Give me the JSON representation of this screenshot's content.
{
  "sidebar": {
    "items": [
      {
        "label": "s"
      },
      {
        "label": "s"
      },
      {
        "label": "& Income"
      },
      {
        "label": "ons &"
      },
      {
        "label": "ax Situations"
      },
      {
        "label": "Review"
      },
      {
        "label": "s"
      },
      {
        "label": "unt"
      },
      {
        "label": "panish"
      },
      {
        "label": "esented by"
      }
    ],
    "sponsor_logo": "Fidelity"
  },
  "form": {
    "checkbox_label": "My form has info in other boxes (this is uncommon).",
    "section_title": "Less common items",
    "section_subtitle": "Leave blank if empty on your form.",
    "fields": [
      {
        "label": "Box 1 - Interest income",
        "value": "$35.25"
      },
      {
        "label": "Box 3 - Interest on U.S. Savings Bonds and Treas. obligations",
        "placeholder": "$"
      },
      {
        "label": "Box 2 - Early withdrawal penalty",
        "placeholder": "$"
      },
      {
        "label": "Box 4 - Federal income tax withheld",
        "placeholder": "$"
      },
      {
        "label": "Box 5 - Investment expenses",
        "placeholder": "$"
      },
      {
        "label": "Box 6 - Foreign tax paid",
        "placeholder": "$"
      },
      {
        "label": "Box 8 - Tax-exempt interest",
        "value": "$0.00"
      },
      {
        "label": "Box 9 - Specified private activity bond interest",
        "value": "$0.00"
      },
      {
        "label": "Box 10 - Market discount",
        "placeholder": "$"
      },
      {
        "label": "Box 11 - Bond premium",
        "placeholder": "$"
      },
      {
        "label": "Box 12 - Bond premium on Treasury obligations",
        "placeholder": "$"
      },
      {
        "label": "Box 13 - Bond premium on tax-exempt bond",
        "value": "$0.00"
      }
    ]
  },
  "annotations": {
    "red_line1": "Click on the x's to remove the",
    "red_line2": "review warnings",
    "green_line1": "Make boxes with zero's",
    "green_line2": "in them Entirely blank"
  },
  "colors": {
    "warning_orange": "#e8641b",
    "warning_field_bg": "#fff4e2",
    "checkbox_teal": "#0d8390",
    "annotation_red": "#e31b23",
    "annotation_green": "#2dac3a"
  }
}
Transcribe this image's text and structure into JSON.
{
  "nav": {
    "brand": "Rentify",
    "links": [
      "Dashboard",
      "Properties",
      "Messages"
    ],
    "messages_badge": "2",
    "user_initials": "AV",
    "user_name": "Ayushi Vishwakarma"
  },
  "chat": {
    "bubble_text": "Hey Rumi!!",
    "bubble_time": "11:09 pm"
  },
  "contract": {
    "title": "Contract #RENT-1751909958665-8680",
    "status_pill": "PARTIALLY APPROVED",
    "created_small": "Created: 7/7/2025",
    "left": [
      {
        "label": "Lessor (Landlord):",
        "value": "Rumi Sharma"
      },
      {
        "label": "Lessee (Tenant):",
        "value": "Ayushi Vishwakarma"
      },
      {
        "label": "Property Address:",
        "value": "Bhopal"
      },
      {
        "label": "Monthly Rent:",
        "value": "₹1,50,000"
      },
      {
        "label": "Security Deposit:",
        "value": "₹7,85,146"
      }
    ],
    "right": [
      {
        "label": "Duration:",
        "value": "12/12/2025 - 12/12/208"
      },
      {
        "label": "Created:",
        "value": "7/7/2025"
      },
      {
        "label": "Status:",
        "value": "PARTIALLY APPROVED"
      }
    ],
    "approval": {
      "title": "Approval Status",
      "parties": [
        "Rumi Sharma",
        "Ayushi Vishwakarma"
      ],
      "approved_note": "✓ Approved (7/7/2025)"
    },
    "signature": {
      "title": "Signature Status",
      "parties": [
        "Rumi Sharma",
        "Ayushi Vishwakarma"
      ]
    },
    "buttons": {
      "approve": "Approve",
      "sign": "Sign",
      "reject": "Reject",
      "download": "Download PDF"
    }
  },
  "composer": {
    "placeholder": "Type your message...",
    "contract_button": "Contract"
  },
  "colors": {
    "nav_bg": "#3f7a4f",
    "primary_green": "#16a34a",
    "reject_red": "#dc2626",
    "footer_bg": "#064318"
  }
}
****
## Directive
Write out the entire listing exactly.

## Response to the exercise
Give me the JSON representation of this screenshot's content.
{
  "sidebar": {
    "items": [
      {
        "label": "s"
      },
      {
        "label": "s"
      },
      {
        "label": "& Income"
      },
      {
        "label": "ons &"
      },
      {
        "label": "ax Situations"
      },
      {
        "label": "Review"
      },
      {
        "label": "s"
      },
      {
        "label": "unt"
      },
      {
        "label": "panish"
      },
      {
        "label": "esented by"
      }
    ],
    "sponsor_logo": "Fidelity"
  },
  "form": {
    "checkbox_label": "My form has info in other boxes (this is uncommon).",
    "section_title": "Less common items",
    "section_subtitle": "Leave blank if empty on your form.",
    "fields": [
      {
        "label": "Box 1 - Interest income",
        "value": "$35.25"
      },
      {
        "label": "Box 3 - Interest on U.S. Savings Bonds and Treas. obligations",
        "placeholder": "$"
      },
      {
        "label": "Box 2 - Early withdrawal penalty",
        "placeholder": "$"
      },
      {
        "label": "Box 4 - Federal income tax withheld",
        "placeholder": "$"
      },
      {
        "label": "Box 5 - Investment expenses",
        "placeholder": "$"
      },
      {
        "label": "Box 6 - Foreign tax paid",
        "placeholder": "$"
      },
      {
        "label": "Box 8 - Tax-exempt interest",
        "value": "$0.00"
      },
      {
        "label": "Box 9 - Specified private activity bond interest",
        "value": "$0.00"
      },
      {
        "label": "Box 10 - Market discount",
        "placeholder": "$"
      },
      {
        "label": "Box 11 - Bond premium",
        "placeholder": "$"
      },
      {
        "label": "Box 12 - Bond premium on Treasury obligations",
        "placeholder": "$"
      },
      {
        "label": "Box 13 - Bond premium on tax-exempt bond",
        "value": "$0.00"
      }
    ]
  },
  "annotations": {
    "red_line1": "Click on the x's to remove the",
    "red_line2": "review warnings",
    "green_line1": "Make boxes with zero's",
    "green_line2": "in them Entirely blank"
  },
  "colors": {
    "warning_orange": "#e8641b",
    "warning_field_bg": "#fff4e2",
    "checkbox_teal": "#0d8390",
    "annotation_red": "#e31b23",
    "annotation_green": "#2dac3a"
  }
}
Transcribe this image's text and structure into JSON.
{
  "nav": {
    "brand": "Rentify",
    "links": [
      "Dashboard",
      "Properties",
      "Messages"
    ],
    "messages_badge": "2",
    "user_initials": "AV",
    "user_name": "Ayushi Vishwakarma"
  },
  "chat": {
    "bubble_text": "Hey Rumi!!",
    "bubble_time": "11:09 pm"
  },
  "contract": {
    "title": "Contract #RENT-1751909958665-8680",
    "status_pill": "PARTIALLY APPROVED",
    "created_small": "Created: 7/7/2025",
    "left": [
      {
        "label": "Lessor (Landlord):",
        "value": "Rumi Sharma"
      },
      {
        "label": "Lessee (Tenant):",
        "value": "Ayushi Vishwakarma"
      },
      {
        "label": "Property Address:",
        "value": "Bhopal"
      },
      {
        "label": "Monthly Rent:",
        "value": "₹1,50,000"
      },
      {
        "label": "Security Deposit:",
        "value": "₹7,85,146"
      }
    ],
    "right": [
      {
        "label": "Duration:",
        "value": "12/12/2025 - 12/12/208"
      },
      {
        "label": "Created:",
        "value": "7/7/2025"
      },
      {
        "label": "Status:",
        "value": "PARTIALLY APPROVED"
      }
    ],
    "approval": {
      "title": "Approval Status",
      "parties": [
        "Rumi Sharma",
        "Ayushi Vishwakarma"
      ],
      "approved_note": "✓ Approved (7/7/2025)"
    },
    "signature": {
      "title": "Signature Status",
      "parties": [
        "Rumi Sharma",
        "Ayushi Vishwakarma"
      ]
    },
    "buttons": {
      "approve": "Approve",
      "sign": "Sign",
      "reject": "Reject",
      "download": "Download PDF"
    }
  },
  "composer": {
    "placeholder": "Type your message...",
    "contract_button": "Contract"
  },
  "colors": {
    "nav_bg": "#3f7a4f",
    "primary_green": "#16a34a",
    "reject_red": "#dc2626",
    "footer_bg": "#064318"
  }
}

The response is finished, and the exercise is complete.